## Exercise task
Search the listing below for the string "header" and copy every line where it occurs.

===== Supplied data

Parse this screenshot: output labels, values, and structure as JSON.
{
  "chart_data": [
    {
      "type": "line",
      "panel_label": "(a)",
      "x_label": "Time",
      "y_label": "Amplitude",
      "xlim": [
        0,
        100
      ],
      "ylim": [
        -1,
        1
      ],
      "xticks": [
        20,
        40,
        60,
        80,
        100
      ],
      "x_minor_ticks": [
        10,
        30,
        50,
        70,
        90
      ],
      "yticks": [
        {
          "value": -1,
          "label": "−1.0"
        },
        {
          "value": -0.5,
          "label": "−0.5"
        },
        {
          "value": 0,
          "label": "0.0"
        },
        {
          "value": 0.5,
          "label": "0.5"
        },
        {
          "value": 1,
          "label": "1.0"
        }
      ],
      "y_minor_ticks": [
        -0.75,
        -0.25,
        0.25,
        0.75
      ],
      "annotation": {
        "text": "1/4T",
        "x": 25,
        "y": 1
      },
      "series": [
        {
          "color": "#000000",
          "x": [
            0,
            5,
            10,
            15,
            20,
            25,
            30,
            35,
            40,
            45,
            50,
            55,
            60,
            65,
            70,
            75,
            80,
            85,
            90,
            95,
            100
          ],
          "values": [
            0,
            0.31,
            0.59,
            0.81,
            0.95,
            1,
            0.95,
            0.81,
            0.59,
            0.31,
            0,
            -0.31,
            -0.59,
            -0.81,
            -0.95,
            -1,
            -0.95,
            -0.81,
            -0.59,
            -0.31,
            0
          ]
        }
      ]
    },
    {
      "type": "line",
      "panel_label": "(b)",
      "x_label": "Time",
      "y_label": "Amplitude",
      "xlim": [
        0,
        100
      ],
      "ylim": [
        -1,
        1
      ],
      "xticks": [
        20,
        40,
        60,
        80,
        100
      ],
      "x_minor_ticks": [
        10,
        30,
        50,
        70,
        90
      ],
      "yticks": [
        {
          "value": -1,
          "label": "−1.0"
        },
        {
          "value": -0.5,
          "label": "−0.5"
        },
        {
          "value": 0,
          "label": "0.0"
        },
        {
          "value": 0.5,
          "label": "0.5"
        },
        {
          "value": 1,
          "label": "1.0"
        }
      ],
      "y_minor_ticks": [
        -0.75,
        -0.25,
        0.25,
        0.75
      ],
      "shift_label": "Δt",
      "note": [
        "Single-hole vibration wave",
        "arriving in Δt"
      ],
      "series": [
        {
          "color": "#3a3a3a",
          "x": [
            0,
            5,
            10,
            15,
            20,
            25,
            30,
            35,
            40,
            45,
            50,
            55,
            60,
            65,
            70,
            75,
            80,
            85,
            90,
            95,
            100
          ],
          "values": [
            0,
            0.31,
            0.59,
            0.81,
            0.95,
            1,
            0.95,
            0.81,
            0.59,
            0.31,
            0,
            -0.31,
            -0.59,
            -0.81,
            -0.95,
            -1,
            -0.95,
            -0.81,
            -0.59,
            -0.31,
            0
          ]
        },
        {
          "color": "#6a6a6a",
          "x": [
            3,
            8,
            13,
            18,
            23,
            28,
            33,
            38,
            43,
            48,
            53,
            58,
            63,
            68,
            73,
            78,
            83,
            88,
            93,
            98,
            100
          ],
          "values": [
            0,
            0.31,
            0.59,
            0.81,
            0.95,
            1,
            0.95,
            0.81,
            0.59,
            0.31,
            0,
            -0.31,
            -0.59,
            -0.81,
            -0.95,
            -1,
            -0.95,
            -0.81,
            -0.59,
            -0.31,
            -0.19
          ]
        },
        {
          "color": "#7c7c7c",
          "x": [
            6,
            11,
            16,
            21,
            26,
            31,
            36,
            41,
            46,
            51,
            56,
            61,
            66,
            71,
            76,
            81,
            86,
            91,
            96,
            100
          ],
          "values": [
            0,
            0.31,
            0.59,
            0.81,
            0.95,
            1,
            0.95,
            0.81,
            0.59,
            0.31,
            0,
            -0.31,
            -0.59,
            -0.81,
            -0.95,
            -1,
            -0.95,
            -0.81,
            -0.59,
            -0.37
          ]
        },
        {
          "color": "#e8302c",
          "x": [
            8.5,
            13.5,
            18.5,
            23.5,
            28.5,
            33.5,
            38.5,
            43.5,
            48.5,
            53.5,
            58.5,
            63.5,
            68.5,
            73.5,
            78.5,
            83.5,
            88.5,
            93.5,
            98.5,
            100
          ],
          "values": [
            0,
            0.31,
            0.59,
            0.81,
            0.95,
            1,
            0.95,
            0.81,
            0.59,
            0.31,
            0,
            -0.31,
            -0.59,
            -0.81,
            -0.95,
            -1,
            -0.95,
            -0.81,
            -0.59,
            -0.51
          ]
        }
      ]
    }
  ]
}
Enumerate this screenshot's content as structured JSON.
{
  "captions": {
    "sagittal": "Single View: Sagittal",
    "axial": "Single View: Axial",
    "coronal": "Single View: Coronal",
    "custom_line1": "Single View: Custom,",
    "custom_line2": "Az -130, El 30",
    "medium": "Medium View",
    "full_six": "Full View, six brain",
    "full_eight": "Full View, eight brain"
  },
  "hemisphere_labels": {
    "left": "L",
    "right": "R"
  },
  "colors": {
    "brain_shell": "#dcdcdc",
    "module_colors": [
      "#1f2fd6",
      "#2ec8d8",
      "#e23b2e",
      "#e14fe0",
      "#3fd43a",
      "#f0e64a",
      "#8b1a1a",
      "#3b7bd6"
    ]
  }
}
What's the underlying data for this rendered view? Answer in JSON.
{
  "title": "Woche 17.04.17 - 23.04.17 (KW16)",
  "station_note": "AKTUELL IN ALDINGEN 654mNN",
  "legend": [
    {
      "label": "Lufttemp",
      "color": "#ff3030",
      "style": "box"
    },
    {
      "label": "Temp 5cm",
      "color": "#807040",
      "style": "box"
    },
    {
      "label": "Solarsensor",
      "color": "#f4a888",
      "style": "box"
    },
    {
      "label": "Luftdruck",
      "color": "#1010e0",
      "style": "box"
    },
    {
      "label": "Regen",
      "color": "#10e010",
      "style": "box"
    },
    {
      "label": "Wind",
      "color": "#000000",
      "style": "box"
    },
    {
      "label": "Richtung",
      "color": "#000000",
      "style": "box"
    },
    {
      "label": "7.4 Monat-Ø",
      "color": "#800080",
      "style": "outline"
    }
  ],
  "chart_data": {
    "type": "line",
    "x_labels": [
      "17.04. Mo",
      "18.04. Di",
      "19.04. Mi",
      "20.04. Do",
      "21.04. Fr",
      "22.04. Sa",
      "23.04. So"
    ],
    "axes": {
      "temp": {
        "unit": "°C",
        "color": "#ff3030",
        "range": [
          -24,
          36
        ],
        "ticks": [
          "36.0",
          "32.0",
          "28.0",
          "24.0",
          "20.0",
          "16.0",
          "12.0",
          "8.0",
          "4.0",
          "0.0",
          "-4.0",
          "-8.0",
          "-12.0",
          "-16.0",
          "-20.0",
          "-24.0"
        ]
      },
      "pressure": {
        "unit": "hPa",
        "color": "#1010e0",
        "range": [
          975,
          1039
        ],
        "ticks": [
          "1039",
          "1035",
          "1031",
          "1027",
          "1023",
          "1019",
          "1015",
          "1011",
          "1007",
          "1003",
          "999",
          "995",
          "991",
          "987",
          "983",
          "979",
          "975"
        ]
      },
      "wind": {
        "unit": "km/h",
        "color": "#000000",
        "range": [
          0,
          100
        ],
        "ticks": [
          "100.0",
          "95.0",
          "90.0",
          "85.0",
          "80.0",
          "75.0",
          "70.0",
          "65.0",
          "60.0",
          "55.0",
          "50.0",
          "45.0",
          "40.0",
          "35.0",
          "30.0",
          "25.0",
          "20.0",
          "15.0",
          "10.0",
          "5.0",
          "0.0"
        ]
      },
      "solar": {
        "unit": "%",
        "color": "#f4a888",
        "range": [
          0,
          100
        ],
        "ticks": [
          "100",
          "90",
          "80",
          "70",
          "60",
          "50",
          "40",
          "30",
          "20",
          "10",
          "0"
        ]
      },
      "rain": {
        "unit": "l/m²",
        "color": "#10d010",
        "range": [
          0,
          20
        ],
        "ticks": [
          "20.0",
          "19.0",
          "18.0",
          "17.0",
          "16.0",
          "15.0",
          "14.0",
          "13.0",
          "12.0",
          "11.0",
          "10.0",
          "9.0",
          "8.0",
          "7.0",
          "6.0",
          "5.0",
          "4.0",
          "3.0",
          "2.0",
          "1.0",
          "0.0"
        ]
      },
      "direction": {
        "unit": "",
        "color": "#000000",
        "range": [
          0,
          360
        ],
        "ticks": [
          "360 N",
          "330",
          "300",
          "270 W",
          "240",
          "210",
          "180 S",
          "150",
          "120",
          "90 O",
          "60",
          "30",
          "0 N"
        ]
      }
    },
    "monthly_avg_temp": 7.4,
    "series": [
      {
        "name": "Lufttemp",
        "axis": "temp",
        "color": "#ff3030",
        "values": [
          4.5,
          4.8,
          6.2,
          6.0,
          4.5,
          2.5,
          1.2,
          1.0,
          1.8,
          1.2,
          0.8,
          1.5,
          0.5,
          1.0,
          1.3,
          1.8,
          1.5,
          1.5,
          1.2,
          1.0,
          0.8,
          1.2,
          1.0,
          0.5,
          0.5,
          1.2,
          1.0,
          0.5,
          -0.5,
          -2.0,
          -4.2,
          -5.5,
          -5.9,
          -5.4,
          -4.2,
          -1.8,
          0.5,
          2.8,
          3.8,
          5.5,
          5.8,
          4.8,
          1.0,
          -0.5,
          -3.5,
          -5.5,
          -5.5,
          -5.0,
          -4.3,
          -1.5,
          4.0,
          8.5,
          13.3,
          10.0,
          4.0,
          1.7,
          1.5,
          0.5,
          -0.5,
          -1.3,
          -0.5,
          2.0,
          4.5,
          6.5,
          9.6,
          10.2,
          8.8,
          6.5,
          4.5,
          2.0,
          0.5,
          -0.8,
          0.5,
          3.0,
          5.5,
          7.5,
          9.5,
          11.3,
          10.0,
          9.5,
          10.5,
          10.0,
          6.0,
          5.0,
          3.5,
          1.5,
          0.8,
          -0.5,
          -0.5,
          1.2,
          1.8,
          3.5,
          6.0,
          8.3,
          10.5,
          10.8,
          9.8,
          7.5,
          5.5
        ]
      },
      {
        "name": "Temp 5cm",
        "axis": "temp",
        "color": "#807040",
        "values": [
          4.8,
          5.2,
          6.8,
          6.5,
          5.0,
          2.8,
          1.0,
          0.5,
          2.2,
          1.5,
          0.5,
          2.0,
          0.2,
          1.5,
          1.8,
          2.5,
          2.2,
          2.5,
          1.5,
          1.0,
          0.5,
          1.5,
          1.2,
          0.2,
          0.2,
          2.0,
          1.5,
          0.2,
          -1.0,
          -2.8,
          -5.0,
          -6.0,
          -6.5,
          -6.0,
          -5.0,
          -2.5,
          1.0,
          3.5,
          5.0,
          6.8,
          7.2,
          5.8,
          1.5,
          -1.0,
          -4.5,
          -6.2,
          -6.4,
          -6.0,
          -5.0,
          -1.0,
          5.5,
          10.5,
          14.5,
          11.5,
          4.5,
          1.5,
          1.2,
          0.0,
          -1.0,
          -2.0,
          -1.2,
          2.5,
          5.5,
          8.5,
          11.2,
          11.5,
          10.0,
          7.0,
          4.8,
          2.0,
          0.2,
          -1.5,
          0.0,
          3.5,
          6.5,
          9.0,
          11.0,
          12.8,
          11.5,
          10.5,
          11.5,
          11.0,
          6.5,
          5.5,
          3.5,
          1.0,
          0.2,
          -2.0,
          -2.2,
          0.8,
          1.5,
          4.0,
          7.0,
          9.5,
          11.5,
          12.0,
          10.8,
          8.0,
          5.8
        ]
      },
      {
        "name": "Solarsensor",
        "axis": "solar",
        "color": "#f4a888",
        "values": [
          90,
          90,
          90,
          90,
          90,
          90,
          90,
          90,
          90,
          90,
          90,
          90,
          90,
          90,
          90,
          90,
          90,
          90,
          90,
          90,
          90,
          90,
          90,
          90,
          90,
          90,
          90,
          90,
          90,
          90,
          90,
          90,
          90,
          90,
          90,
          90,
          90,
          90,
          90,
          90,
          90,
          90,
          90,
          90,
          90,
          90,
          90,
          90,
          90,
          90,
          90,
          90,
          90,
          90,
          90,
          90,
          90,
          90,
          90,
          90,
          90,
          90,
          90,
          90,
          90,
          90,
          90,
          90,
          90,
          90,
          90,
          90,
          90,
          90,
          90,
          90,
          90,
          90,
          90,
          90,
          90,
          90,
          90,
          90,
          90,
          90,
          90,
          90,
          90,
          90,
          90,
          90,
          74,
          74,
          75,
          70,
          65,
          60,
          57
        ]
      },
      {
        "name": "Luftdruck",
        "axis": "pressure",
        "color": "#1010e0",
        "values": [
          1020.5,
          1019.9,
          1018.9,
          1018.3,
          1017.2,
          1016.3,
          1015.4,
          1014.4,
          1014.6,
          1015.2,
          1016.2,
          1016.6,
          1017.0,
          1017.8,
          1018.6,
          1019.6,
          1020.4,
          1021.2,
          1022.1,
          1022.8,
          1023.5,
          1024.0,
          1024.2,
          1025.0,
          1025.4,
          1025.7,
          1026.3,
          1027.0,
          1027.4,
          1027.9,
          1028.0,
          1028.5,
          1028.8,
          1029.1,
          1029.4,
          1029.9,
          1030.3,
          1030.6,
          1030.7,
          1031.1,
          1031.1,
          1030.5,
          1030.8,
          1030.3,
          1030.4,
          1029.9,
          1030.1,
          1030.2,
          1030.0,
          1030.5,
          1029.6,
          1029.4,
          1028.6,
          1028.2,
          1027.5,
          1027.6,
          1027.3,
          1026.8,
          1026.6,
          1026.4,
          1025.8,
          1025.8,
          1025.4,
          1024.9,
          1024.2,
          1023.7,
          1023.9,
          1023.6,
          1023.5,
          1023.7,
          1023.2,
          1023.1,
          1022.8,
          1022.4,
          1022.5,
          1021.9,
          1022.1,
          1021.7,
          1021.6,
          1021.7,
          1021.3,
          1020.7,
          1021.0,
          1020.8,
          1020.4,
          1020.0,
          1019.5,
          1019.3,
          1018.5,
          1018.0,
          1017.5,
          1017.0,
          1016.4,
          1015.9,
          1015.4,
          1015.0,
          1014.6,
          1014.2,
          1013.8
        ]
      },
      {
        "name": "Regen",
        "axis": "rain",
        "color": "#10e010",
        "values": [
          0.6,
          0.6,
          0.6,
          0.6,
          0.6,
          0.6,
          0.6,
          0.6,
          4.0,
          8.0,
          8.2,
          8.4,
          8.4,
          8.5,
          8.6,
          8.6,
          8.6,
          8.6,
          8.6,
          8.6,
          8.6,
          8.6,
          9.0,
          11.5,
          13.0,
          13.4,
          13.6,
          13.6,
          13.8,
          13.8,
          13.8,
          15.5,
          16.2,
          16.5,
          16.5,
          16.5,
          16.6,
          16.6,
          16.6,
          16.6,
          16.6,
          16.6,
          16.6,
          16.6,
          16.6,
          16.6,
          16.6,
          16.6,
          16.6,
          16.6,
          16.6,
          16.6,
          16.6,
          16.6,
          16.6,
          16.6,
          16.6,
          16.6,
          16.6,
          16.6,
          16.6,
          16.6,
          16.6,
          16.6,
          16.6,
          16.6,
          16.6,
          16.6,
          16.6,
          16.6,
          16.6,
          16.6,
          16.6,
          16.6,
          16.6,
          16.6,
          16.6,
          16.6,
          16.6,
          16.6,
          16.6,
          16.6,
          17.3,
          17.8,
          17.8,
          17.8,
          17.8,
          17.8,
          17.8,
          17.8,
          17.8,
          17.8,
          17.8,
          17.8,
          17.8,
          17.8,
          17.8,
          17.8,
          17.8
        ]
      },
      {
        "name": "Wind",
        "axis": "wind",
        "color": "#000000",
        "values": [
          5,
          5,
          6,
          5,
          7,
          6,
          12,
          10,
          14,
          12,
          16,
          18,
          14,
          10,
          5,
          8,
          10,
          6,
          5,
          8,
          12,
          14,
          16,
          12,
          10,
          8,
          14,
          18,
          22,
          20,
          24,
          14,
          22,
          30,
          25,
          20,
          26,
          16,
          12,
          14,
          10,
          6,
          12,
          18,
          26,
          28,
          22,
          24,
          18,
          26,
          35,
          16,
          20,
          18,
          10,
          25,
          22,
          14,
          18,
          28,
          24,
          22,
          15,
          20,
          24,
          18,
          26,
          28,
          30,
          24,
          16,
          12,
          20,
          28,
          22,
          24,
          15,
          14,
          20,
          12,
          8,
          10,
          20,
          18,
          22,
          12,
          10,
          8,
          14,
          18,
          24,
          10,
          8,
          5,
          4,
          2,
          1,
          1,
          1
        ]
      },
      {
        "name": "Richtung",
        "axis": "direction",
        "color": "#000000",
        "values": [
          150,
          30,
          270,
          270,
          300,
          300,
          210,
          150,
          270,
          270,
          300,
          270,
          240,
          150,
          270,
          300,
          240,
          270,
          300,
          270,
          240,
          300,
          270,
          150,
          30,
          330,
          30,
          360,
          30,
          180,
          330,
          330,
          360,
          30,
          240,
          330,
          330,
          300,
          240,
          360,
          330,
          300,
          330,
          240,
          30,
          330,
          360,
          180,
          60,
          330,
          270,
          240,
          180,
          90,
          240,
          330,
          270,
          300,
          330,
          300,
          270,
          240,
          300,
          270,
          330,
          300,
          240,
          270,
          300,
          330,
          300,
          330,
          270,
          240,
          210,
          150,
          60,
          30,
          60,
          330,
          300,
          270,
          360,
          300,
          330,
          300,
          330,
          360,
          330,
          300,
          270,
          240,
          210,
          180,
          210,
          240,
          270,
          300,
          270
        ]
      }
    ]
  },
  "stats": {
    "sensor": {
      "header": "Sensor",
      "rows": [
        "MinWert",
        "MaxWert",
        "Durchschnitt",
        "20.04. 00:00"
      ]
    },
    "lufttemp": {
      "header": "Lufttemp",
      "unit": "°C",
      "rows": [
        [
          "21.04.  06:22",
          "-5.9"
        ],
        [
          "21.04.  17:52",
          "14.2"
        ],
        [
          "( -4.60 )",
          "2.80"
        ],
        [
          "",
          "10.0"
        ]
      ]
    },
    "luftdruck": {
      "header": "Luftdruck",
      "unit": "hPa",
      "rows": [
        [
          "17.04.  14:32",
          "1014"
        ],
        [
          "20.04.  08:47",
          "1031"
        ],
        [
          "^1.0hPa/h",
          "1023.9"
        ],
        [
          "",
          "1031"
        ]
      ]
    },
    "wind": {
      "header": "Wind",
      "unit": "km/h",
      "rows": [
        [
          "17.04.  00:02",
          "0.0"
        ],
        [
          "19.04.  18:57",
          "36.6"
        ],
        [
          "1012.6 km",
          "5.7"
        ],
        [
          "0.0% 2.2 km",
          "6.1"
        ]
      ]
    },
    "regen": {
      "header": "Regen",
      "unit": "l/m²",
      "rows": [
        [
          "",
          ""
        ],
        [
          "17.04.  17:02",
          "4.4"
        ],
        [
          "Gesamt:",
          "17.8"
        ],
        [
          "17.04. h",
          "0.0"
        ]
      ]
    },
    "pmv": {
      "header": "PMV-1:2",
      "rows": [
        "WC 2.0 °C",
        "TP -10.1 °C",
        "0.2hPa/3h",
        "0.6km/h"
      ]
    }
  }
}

==========

## Answer to the problem
      "header": "Sensor",
      "header": "Lufttemp",
      "header": "Luftdruck",
      "header": "Wind",
      "header": "Regen",
      "header": "PMV-1:2",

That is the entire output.